(Figure content listings)
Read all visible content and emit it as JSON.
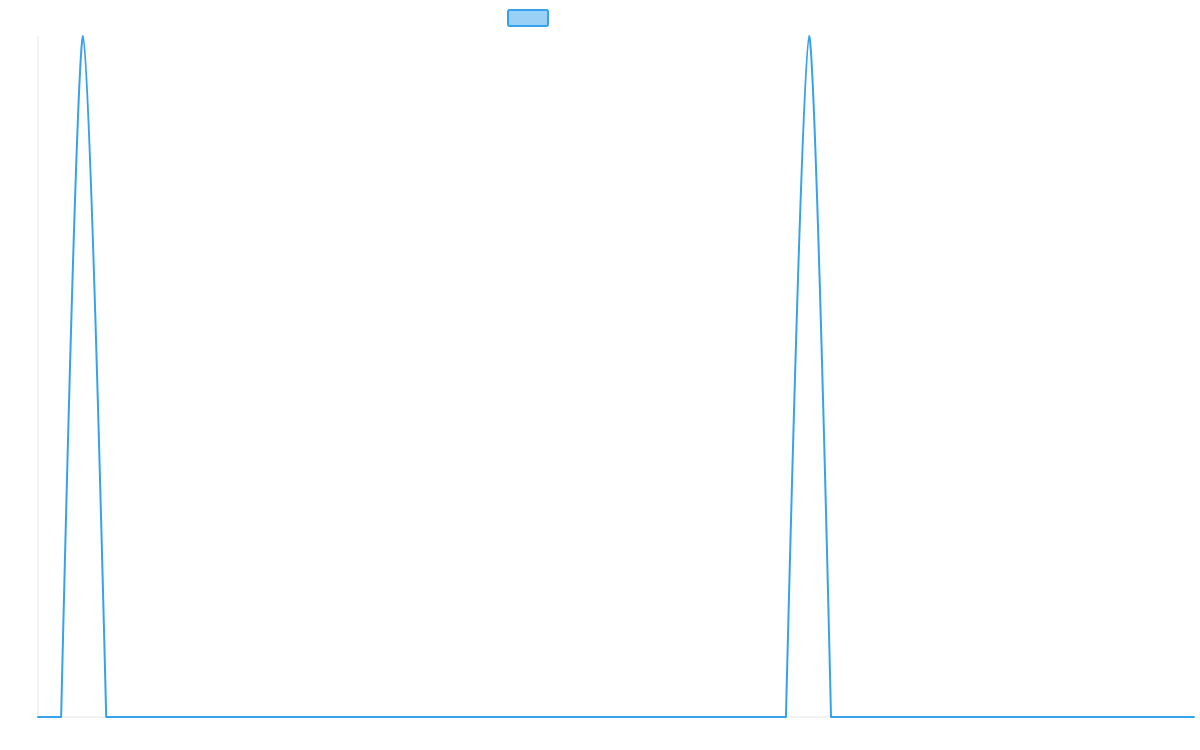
{
  "chart_data": {
    "type": "line",
    "title": "",
    "xlabel": "",
    "ylabel": "",
    "x_range": [
      0,
      1
    ],
    "y_range": [
      0,
      1
    ],
    "grid": false,
    "legend": {
      "position": "top-center",
      "show_label": false
    },
    "series": [
      {
        "color": "#36a2eb",
        "fill_color": "#9ad0f5",
        "points": [
          {
            "x": 0.0,
            "y": 0
          },
          {
            "x": 0.02,
            "y": 0
          },
          {
            "x": 0.039,
            "y": 1
          },
          {
            "x": 0.059,
            "y": 0
          },
          {
            "x": 0.647,
            "y": 0
          },
          {
            "x": 0.667,
            "y": 1
          },
          {
            "x": 0.686,
            "y": 0
          },
          {
            "x": 1.0,
            "y": 0
          }
        ]
      }
    ]
  }
}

_What the task requires_
Print every entry above again without changing a word, and omit the pictures.

_Task answer_
Read all visible content and emit it as JSON.
{
  "chart_data": {
    "type": "line",
    "title": "",
    "xlabel": "",
    "ylabel": "",
    "x_range": [
      0,
      1
    ],
    "y_range": [
      0,
      1
    ],
    "grid": false,
    "legend": {
      "position": "top-center",
      "show_label": false
    },
    "series": [
      {
        "color": "#36a2eb",
        "fill_color": "#9ad0f5",
        "points": [
          {
            "x": 0.0,
            "y": 0
          },
          {
            "x": 0.02,
            "y": 0
          },
          {
            "x": 0.039,
            "y": 1
          },
          {
            "x": 0.059,
            "y": 0
          },
          {
            "x": 0.647,
            "y": 0
          },
          {
            "x": 0.667,
            "y": 1
          },
          {
            "x": 0.686,
            "y": 0
          },
          {
            "x": 1.0,
            "y": 0
          }
        ]
      }
    ]
  }
}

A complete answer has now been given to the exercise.